WHAT THE TASK REQUIRES:
Lines containing the string "title" are to be collected in full.
--- begin SOURCE DATA ---
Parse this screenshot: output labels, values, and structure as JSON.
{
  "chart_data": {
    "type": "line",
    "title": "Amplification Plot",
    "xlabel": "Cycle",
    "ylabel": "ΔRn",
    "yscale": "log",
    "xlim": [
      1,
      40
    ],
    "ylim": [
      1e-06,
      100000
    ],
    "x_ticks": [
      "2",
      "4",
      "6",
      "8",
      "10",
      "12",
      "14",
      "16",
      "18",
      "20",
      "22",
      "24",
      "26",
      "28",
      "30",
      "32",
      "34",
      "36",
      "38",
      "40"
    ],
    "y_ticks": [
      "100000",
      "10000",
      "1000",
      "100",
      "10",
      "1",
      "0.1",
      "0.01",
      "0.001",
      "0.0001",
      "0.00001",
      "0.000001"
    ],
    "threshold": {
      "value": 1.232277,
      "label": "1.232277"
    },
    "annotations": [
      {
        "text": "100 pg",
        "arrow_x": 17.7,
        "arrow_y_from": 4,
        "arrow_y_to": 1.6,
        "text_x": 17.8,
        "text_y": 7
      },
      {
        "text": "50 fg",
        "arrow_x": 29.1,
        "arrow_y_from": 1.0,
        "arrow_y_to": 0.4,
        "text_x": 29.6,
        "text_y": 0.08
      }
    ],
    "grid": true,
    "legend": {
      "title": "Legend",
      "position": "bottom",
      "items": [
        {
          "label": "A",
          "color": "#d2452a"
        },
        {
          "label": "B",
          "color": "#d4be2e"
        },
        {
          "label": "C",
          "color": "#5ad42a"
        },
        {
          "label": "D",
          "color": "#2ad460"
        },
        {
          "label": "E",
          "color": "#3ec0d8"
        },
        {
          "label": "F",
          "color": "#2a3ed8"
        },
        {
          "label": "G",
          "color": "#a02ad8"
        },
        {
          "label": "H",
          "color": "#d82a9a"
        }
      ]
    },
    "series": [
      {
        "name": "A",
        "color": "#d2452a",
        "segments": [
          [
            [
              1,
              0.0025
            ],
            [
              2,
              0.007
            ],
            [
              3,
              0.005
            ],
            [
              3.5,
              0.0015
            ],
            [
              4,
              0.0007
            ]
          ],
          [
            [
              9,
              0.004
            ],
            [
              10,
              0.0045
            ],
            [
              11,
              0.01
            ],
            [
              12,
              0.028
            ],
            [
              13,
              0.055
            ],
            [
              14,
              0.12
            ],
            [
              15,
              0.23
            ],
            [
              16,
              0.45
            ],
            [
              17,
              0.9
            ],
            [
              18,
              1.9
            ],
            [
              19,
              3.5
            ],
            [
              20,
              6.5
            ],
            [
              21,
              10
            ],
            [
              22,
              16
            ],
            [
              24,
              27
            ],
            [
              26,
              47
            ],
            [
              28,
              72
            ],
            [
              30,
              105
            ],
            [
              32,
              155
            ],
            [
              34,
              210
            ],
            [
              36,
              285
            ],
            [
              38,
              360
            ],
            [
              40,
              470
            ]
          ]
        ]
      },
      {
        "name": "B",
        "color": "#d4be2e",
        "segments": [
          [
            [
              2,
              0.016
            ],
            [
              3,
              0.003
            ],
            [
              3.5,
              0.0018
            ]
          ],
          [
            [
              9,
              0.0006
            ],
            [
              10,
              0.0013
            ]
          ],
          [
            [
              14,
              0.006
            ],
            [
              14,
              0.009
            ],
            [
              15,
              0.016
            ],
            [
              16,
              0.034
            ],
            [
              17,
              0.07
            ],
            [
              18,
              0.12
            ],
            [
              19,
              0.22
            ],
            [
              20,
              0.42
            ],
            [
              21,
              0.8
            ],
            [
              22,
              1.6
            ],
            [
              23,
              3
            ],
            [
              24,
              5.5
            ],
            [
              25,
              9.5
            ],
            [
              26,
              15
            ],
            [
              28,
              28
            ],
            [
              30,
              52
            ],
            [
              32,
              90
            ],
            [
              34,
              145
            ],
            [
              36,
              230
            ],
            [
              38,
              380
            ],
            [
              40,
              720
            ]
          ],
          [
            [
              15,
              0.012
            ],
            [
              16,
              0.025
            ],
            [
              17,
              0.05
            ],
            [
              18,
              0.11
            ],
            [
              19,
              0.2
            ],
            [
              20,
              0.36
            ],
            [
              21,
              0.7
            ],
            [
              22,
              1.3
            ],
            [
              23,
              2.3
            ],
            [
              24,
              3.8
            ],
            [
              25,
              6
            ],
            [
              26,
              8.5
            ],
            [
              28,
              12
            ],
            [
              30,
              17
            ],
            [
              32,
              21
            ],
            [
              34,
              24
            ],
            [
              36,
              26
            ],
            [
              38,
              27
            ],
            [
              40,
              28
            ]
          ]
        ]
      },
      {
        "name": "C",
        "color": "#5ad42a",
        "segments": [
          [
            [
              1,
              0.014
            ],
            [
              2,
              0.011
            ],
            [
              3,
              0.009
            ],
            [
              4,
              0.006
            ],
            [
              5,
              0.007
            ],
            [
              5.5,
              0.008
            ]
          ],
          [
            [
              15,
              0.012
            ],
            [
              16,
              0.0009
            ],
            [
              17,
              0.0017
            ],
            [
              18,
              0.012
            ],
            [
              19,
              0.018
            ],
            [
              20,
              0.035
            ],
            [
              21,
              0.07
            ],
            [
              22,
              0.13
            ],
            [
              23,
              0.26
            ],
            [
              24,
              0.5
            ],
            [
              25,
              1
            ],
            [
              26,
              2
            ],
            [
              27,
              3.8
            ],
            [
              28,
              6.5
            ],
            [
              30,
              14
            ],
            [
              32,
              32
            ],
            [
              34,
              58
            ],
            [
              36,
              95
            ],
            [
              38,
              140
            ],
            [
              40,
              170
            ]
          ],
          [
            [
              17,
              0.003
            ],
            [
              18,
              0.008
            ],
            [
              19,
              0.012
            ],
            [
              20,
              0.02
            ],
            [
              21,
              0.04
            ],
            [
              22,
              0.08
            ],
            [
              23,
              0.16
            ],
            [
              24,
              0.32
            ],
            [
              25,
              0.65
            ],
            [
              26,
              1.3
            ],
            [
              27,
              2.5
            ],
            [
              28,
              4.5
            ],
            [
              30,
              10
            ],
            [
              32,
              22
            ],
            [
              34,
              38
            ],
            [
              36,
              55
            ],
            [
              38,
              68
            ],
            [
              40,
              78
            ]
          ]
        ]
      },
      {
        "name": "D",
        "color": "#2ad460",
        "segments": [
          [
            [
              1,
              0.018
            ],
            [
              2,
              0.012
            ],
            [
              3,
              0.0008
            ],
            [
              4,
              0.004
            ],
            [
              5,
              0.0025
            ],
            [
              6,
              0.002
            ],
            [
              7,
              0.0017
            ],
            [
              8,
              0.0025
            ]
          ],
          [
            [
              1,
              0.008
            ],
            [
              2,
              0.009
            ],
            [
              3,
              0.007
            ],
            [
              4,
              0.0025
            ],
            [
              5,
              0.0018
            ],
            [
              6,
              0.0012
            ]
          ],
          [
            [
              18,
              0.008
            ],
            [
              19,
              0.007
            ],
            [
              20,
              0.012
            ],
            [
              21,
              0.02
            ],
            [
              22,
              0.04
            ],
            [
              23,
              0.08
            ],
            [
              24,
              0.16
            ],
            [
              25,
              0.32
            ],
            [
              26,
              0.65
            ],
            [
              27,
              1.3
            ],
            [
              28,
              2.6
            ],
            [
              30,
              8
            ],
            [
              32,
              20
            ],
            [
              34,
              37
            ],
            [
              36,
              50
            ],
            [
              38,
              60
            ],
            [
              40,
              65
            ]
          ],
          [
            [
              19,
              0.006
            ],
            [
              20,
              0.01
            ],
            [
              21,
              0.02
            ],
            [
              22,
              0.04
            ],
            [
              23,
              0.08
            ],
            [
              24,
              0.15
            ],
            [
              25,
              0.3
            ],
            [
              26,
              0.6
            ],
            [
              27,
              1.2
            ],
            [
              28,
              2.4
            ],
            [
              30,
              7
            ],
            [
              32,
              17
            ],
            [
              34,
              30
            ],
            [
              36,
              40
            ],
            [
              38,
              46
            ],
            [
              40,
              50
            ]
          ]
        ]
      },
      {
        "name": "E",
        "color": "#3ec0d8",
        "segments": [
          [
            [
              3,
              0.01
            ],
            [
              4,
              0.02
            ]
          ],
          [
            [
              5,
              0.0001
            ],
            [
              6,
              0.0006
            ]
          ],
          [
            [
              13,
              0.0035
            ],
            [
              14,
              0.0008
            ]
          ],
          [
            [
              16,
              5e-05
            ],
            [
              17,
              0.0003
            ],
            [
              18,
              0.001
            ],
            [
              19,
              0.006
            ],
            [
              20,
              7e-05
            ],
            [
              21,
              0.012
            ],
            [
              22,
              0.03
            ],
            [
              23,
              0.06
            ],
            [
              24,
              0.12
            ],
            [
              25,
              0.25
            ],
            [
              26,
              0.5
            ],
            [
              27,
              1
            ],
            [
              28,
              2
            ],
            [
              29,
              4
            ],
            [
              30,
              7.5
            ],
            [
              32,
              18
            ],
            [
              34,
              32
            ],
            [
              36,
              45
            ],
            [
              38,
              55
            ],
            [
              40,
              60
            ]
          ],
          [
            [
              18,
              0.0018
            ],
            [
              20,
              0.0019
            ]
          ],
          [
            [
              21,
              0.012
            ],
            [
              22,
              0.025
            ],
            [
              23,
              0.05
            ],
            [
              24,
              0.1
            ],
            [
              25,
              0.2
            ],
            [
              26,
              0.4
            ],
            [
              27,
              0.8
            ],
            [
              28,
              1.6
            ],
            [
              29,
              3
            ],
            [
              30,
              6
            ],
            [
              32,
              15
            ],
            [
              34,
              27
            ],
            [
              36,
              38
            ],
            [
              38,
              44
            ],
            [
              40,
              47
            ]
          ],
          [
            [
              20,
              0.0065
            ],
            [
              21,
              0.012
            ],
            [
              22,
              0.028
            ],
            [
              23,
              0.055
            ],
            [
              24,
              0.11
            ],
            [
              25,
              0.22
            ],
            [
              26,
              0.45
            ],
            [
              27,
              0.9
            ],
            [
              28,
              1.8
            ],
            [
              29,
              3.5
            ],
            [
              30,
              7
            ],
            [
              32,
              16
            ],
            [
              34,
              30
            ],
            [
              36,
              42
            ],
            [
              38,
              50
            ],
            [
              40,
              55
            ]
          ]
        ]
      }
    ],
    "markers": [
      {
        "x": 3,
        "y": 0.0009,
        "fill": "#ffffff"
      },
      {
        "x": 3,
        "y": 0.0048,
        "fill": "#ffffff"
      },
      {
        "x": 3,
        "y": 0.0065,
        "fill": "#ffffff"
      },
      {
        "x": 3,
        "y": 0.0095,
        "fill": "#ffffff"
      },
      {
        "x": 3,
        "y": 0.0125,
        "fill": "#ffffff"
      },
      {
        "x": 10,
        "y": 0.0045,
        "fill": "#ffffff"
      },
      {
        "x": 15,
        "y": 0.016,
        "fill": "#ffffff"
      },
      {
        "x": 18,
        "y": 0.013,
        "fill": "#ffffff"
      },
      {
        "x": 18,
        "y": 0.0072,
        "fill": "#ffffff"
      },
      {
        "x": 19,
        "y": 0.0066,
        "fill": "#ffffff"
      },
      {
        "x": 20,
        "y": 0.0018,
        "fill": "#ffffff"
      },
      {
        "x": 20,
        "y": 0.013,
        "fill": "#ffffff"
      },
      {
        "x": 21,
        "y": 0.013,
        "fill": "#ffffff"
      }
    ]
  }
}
--- end SOURCE DATA ---
ANSWER TO THIS EXERCISE:
    "title": "Amplification Plot",
      "title": "Legend",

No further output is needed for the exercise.